● **Exercise**:
Copy each line where the word "structure" occurs.

● **Entries**:
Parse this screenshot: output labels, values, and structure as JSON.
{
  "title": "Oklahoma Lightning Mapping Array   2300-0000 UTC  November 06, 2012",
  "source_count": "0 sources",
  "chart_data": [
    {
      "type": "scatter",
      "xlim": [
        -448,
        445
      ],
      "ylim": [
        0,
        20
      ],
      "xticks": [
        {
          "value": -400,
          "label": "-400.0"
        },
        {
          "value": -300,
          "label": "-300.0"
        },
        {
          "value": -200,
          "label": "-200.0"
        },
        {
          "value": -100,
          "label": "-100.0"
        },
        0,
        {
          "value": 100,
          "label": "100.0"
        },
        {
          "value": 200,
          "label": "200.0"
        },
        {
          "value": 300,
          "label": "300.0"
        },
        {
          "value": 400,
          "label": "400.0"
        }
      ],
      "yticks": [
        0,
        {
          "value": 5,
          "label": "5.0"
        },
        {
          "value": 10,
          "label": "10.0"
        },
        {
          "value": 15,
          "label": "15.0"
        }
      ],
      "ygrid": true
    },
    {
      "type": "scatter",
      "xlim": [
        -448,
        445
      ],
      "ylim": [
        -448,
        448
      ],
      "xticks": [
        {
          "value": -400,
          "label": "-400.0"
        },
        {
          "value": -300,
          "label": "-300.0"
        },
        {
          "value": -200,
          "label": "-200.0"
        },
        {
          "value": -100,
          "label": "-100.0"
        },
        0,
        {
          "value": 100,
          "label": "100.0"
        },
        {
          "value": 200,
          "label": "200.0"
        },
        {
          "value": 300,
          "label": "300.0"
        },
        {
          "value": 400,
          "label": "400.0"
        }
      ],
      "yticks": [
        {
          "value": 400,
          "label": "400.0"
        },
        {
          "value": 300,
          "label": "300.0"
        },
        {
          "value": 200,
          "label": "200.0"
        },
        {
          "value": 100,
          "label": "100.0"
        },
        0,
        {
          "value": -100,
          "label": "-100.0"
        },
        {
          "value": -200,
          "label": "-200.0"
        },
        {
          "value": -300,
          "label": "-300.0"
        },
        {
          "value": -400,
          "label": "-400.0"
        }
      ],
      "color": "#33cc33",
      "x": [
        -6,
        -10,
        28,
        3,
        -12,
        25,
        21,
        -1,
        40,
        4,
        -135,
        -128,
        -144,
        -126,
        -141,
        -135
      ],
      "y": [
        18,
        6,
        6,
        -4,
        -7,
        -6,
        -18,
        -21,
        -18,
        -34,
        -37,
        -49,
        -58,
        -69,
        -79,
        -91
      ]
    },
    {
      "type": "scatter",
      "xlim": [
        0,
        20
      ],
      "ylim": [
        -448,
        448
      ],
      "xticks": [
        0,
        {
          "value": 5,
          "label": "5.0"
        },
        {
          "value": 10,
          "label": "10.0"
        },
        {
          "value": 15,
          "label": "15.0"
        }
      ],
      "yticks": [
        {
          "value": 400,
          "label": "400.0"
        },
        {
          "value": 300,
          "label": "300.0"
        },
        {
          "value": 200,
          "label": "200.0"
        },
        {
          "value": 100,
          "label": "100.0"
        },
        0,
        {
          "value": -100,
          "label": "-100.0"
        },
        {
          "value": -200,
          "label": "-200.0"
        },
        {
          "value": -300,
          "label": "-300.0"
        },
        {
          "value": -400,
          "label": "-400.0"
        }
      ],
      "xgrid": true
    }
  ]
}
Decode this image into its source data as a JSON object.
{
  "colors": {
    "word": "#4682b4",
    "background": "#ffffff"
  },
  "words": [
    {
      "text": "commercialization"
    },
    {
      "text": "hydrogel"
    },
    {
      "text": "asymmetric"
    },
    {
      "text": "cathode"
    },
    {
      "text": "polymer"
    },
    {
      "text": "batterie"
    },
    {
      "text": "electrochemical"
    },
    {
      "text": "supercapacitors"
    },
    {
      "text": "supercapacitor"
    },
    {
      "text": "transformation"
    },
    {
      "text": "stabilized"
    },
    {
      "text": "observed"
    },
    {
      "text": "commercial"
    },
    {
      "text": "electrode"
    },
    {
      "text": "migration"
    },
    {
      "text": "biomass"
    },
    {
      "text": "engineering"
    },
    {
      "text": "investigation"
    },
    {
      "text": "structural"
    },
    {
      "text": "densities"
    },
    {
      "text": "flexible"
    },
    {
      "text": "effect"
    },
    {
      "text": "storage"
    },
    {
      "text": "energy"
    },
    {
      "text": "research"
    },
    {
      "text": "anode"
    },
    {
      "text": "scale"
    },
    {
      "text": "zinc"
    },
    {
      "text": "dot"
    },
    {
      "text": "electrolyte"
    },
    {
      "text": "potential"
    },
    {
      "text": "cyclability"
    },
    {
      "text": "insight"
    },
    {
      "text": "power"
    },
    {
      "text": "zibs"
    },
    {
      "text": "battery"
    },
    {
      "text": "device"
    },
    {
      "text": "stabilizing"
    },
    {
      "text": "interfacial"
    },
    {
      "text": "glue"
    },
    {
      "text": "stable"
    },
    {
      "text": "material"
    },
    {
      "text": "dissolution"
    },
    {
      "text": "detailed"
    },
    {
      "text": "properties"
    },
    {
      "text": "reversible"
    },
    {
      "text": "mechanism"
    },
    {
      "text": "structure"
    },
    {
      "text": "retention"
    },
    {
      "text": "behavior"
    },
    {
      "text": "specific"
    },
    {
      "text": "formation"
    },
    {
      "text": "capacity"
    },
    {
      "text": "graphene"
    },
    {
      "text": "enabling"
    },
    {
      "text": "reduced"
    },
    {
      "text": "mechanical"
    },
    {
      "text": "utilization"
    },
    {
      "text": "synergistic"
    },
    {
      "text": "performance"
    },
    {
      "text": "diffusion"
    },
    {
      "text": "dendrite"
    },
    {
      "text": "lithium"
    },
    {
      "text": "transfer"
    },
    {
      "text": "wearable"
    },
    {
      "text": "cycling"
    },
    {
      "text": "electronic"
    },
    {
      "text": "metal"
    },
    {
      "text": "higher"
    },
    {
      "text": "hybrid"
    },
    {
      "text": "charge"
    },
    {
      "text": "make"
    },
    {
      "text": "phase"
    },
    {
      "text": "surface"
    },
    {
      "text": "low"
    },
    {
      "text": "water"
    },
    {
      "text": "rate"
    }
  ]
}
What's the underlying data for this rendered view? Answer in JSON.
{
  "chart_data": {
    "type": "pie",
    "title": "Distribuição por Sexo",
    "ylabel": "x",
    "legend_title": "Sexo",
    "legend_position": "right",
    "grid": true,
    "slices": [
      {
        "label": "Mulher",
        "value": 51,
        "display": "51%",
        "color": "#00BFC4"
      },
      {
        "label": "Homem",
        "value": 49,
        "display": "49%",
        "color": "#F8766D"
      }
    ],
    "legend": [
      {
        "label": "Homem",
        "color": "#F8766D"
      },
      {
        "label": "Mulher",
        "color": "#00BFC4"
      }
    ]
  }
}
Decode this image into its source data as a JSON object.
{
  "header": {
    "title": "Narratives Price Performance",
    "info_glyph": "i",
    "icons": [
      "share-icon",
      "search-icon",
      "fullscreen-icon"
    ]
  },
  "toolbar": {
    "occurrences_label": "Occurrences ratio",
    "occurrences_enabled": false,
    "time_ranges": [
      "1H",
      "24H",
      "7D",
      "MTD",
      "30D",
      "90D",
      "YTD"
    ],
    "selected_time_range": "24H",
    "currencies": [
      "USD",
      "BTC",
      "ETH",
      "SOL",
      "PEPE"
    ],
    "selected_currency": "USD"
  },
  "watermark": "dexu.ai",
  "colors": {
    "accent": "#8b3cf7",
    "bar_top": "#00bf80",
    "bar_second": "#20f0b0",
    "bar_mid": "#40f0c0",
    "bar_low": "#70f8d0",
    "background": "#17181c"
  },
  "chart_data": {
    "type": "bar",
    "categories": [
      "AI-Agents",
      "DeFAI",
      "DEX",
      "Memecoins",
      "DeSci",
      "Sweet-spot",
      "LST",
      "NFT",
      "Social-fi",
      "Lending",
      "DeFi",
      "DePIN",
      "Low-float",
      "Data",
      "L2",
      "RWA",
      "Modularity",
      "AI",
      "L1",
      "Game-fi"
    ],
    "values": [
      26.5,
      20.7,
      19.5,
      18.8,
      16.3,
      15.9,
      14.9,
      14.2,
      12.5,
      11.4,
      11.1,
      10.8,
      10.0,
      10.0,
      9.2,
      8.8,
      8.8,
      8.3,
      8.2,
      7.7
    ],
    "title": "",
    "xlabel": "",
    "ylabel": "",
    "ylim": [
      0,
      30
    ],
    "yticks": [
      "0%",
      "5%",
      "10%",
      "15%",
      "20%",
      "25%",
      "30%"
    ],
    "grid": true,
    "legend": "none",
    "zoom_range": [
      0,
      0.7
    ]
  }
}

● **Exercise output**:
Parse this screenshot: output labels, values, and structure as JSON.
      "text": "structure"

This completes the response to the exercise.